--- Exercise materials ---
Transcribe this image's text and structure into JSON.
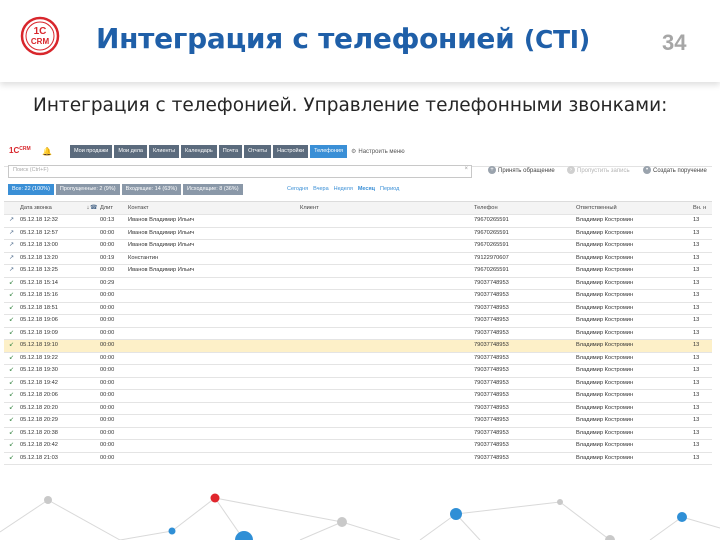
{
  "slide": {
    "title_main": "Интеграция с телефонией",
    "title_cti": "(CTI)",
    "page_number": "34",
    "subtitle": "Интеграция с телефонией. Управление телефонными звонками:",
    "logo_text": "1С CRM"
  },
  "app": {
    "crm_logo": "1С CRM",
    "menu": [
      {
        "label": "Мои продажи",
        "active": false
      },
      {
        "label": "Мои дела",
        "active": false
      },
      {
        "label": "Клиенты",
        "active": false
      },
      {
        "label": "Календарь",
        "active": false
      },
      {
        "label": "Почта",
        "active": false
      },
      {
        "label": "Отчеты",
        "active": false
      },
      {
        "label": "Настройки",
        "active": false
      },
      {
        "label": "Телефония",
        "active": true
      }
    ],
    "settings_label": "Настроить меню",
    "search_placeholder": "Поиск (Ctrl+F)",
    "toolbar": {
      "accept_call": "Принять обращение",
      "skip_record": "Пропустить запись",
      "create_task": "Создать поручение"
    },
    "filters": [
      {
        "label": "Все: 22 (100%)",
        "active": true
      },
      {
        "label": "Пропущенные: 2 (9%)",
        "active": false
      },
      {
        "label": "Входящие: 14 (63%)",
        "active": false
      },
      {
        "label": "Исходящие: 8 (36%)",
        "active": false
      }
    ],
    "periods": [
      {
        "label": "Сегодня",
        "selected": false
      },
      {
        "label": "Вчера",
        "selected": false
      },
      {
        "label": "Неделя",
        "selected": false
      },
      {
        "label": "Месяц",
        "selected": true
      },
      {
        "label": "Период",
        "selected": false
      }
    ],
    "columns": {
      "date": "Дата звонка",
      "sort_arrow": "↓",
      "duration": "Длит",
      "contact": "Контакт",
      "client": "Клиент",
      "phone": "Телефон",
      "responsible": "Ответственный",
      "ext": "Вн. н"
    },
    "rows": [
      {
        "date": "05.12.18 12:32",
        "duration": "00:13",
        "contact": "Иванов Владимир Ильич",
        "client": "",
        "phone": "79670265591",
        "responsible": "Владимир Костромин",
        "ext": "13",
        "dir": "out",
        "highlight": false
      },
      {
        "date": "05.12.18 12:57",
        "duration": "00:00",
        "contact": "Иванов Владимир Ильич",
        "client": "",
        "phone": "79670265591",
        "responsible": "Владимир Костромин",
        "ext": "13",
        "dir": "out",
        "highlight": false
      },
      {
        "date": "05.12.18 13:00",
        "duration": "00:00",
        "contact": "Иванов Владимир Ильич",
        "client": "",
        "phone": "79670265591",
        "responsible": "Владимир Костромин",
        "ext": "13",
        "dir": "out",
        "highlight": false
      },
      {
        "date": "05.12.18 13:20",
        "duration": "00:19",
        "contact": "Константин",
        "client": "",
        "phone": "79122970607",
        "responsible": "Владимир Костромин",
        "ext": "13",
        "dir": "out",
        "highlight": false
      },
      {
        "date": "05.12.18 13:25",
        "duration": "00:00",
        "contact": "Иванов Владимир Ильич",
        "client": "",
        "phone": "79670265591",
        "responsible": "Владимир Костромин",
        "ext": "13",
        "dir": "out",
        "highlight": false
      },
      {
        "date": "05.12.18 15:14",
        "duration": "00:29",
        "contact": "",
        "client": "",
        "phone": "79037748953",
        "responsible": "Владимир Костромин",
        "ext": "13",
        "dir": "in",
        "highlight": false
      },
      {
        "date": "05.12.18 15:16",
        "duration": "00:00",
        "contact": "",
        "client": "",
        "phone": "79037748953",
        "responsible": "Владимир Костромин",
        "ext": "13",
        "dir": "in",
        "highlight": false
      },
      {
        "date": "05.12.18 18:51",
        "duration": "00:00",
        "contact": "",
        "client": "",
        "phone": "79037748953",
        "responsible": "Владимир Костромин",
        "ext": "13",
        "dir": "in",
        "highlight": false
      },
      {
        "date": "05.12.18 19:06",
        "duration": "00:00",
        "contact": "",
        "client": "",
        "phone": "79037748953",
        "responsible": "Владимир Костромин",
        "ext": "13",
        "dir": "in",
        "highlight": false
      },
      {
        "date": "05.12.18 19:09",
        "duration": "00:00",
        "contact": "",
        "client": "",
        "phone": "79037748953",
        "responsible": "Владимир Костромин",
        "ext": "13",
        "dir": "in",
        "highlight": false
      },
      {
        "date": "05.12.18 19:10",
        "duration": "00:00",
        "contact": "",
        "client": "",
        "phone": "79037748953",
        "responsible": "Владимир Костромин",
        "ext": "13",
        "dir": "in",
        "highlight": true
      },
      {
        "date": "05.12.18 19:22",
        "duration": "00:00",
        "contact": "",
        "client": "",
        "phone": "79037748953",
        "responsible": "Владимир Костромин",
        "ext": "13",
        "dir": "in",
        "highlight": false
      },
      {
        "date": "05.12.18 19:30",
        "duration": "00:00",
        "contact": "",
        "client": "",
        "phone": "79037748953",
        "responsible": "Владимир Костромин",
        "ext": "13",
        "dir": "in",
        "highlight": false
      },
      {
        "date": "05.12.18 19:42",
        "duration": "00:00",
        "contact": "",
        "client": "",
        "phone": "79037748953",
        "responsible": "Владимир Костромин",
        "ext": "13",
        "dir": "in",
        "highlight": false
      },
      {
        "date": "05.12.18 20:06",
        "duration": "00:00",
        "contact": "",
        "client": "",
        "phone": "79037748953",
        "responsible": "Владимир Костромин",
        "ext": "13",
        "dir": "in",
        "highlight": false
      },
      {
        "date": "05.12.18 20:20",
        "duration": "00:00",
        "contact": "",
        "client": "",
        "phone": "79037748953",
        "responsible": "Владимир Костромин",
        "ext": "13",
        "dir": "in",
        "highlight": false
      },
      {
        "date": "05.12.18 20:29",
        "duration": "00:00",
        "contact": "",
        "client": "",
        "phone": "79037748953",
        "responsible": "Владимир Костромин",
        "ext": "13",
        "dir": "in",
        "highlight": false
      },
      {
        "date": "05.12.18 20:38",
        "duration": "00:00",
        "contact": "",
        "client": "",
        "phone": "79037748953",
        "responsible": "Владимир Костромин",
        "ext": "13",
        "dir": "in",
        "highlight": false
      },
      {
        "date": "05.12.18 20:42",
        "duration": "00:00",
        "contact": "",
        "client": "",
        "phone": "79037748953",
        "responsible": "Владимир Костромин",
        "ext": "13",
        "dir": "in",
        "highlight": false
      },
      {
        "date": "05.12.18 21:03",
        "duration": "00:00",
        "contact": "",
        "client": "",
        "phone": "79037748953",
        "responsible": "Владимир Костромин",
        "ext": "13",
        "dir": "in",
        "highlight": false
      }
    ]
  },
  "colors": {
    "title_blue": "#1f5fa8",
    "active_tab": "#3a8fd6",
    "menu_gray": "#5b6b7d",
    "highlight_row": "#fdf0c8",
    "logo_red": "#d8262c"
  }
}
---
- Problem details:
Transcribe each line above verbatim, with the pictures left out.

- Written response:
Transcribe this image's text and structure into JSON.
{
  "slide": {
    "title_main": "Интеграция с телефонией",
    "title_cti": "(CTI)",
    "page_number": "34",
    "subtitle": "Интеграция с телефонией. Управление телефонными звонками:",
    "logo_text": "1С CRM"
  },
  "app": {
    "crm_logo": "1С CRM",
    "menu": [
      {
        "label": "Мои продажи",
        "active": false
      },
      {
        "label": "Мои дела",
        "active": false
      },
      {
        "label": "Клиенты",
        "active": false
      },
      {
        "label": "Календарь",
        "active": false
      },
      {
        "label": "Почта",
        "active": false
      },
      {
        "label": "Отчеты",
        "active": false
      },
      {
        "label": "Настройки",
        "active": false
      },
      {
        "label": "Телефония",
        "active": true
      }
    ],
    "settings_label": "Настроить меню",
    "search_placeholder": "Поиск (Ctrl+F)",
    "toolbar": {
      "accept_call": "Принять обращение",
      "skip_record": "Пропустить запись",
      "create_task": "Создать поручение"
    },
    "filters": [
      {
        "label": "Все: 22 (100%)",
        "active": true
      },
      {
        "label": "Пропущенные: 2 (9%)",
        "active": false
      },
      {
        "label": "Входящие: 14 (63%)",
        "active": false
      },
      {
        "label": "Исходящие: 8 (36%)",
        "active": false
      }
    ],
    "periods": [
      {
        "label": "Сегодня",
        "selected": false
      },
      {
        "label": "Вчера",
        "selected": false
      },
      {
        "label": "Неделя",
        "selected": false
      },
      {
        "label": "Месяц",
        "selected": true
      },
      {
        "label": "Период",
        "selected": false
      }
    ],
    "columns": {
      "date": "Дата звонка",
      "sort_arrow": "↓",
      "duration": "Длит",
      "contact": "Контакт",
      "client": "Клиент",
      "phone": "Телефон",
      "responsible": "Ответственный",
      "ext": "Вн. н"
    },
    "rows": [
      {
        "date": "05.12.18 12:32",
        "duration": "00:13",
        "contact": "Иванов Владимир Ильич",
        "client": "",
        "phone": "79670265591",
        "responsible": "Владимир Костромин",
        "ext": "13",
        "dir": "out",
        "highlight": false
      },
      {
        "date": "05.12.18 12:57",
        "duration": "00:00",
        "contact": "Иванов Владимир Ильич",
        "client": "",
        "phone": "79670265591",
        "responsible": "Владимир Костромин",
        "ext": "13",
        "dir": "out",
        "highlight": false
      },
      {
        "date": "05.12.18 13:00",
        "duration": "00:00",
        "contact": "Иванов Владимир Ильич",
        "client": "",
        "phone": "79670265591",
        "responsible": "Владимир Костромин",
        "ext": "13",
        "dir": "out",
        "highlight": false
      },
      {
        "date": "05.12.18 13:20",
        "duration": "00:19",
        "contact": "Константин",
        "client": "",
        "phone": "79122970607",
        "responsible": "Владимир Костромин",
        "ext": "13",
        "dir": "out",
        "highlight": false
      },
      {
        "date": "05.12.18 13:25",
        "duration": "00:00",
        "contact": "Иванов Владимир Ильич",
        "client": "",
        "phone": "79670265591",
        "responsible": "Владимир Костромин",
        "ext": "13",
        "dir": "out",
        "highlight": false
      },
      {
        "date": "05.12.18 15:14",
        "duration": "00:29",
        "contact": "",
        "client": "",
        "phone": "79037748953",
        "responsible": "Владимир Костромин",
        "ext": "13",
        "dir": "in",
        "highlight": false
      },
      {
        "date": "05.12.18 15:16",
        "duration": "00:00",
        "contact": "",
        "client": "",
        "phone": "79037748953",
        "responsible": "Владимир Костромин",
        "ext": "13",
        "dir": "in",
        "highlight": false
      },
      {
        "date": "05.12.18 18:51",
        "duration": "00:00",
        "contact": "",
        "client": "",
        "phone": "79037748953",
        "responsible": "Владимир Костромин",
        "ext": "13",
        "dir": "in",
        "highlight": false
      },
      {
        "date": "05.12.18 19:06",
        "duration": "00:00",
        "contact": "",
        "client": "",
        "phone": "79037748953",
        "responsible": "Владимир Костромин",
        "ext": "13",
        "dir": "in",
        "highlight": false
      },
      {
        "date": "05.12.18 19:09",
        "duration": "00:00",
        "contact": "",
        "client": "",
        "phone": "79037748953",
        "responsible": "Владимир Костромин",
        "ext": "13",
        "dir": "in",
        "highlight": false
      },
      {
        "date": "05.12.18 19:10",
        "duration": "00:00",
        "contact": "",
        "client": "",
        "phone": "79037748953",
        "responsible": "Владимир Костромин",
        "ext": "13",
        "dir": "in",
        "highlight": true
      },
      {
        "date": "05.12.18 19:22",
        "duration": "00:00",
        "contact": "",
        "client": "",
        "phone": "79037748953",
        "responsible": "Владимир Костромин",
        "ext": "13",
        "dir": "in",
        "highlight": false
      },
      {
        "date": "05.12.18 19:30",
        "duration": "00:00",
        "contact": "",
        "client": "",
        "phone": "79037748953",
        "responsible": "Владимир Костромин",
        "ext": "13",
        "dir": "in",
        "highlight": false
      },
      {
        "date": "05.12.18 19:42",
        "duration": "00:00",
        "contact": "",
        "client": "",
        "phone": "79037748953",
        "responsible": "Владимир Костромин",
        "ext": "13",
        "dir": "in",
        "highlight": false
      },
      {
        "date": "05.12.18 20:06",
        "duration": "00:00",
        "contact": "",
        "client": "",
        "phone": "79037748953",
        "responsible": "Владимир Костромин",
        "ext": "13",
        "dir": "in",
        "highlight": false
      },
      {
        "date": "05.12.18 20:20",
        "duration": "00:00",
        "contact": "",
        "client": "",
        "phone": "79037748953",
        "responsible": "Владимир Костромин",
        "ext": "13",
        "dir": "in",
        "highlight": false
      },
      {
        "date": "05.12.18 20:29",
        "duration": "00:00",
        "contact": "",
        "client": "",
        "phone": "79037748953",
        "responsible": "Владимир Костромин",
        "ext": "13",
        "dir": "in",
        "highlight": false
      },
      {
        "date": "05.12.18 20:38",
        "duration": "00:00",
        "contact": "",
        "client": "",
        "phone": "79037748953",
        "responsible": "Владимир Костромин",
        "ext": "13",
        "dir": "in",
        "highlight": false
      },
      {
        "date": "05.12.18 20:42",
        "duration": "00:00",
        "contact": "",
        "client": "",
        "phone": "79037748953",
        "responsible": "Владимир Костромин",
        "ext": "13",
        "dir": "in",
        "highlight": false
      },
      {
        "date": "05.12.18 21:03",
        "duration": "00:00",
        "contact": "",
        "client": "",
        "phone": "79037748953",
        "responsible": "Владимир Костромин",
        "ext": "13",
        "dir": "in",
        "highlight": false
      }
    ]
  },
  "colors": {
    "title_blue": "#1f5fa8",
    "active_tab": "#3a8fd6",
    "menu_gray": "#5b6b7d",
    "highlight_row": "#fdf0c8",
    "logo_red": "#d8262c"
  }
}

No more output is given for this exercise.